Task objective:
Please write out the complete listing that follows, exactly as it reads.

Dataset excerpt:
::::

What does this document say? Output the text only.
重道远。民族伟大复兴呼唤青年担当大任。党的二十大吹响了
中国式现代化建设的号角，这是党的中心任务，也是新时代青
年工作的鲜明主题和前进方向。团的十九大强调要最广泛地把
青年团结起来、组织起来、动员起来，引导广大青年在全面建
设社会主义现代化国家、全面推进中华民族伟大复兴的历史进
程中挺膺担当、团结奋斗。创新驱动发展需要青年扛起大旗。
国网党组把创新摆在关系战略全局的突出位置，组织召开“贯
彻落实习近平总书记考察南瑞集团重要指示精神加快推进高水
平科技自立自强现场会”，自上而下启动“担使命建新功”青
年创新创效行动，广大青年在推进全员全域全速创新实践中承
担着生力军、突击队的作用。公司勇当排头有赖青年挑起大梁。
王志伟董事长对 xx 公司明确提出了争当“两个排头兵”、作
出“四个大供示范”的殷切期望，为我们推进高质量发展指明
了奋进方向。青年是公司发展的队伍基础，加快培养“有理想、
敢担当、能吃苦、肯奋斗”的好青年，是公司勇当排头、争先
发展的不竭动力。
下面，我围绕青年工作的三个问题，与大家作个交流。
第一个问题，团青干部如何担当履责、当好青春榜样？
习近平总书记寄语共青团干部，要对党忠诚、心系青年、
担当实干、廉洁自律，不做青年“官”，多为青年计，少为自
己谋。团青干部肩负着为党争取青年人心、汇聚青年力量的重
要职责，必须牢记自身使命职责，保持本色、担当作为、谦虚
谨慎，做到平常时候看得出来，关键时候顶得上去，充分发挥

::::

Written solution:
What does this document say? Output the text only.
重道远。民族伟大复兴呼唤青年担当大任。党的二十大吹响了
中国式现代化建设的号角，这是党的中心任务，也是新时代青
年工作的鲜明主题和前进方向。团的十九大强调要最广泛地把
青年团结起来、组织起来、动员起来，引导广大青年在全面建
设社会主义现代化国家、全面推进中华民族伟大复兴的历史进
程中挺膺担当、团结奋斗。创新驱动发展需要青年扛起大旗。
国网党组把创新摆在关系战略全局的突出位置，组织召开“贯
彻落实习近平总书记考察南瑞集团重要指示精神加快推进高水
平科技自立自强现场会”，自上而下启动“担使命建新功”青
年创新创效行动，广大青年在推进全员全域全速创新实践中承
担着生力军、突击队的作用。公司勇当排头有赖青年挑起大梁。
王志伟董事长对 xx 公司明确提出了争当“两个排头兵”、作
出“四个大供示范”的殷切期望，为我们推进高质量发展指明
了奋进方向。青年是公司发展的队伍基础，加快培养“有理想、
敢担当、能吃苦、肯奋斗”的好青年，是公司勇当排头、争先
发展的不竭动力。
下面，我围绕青年工作的三个问题，与大家作个交流。
第一个问题，团青干部如何担当履责、当好青春榜样？
习近平总书记寄语共青团干部，要对党忠诚、心系青年、
担当实干、廉洁自律，不做青年“官”，多为青年计，少为自
己谋。团青干部肩负着为党争取青年人心、汇聚青年力量的重
要职责，必须牢记自身使命职责，保持本色、担当作为、谦虚
谨慎，做到平常时候看得出来，关键时候顶得上去，充分发挥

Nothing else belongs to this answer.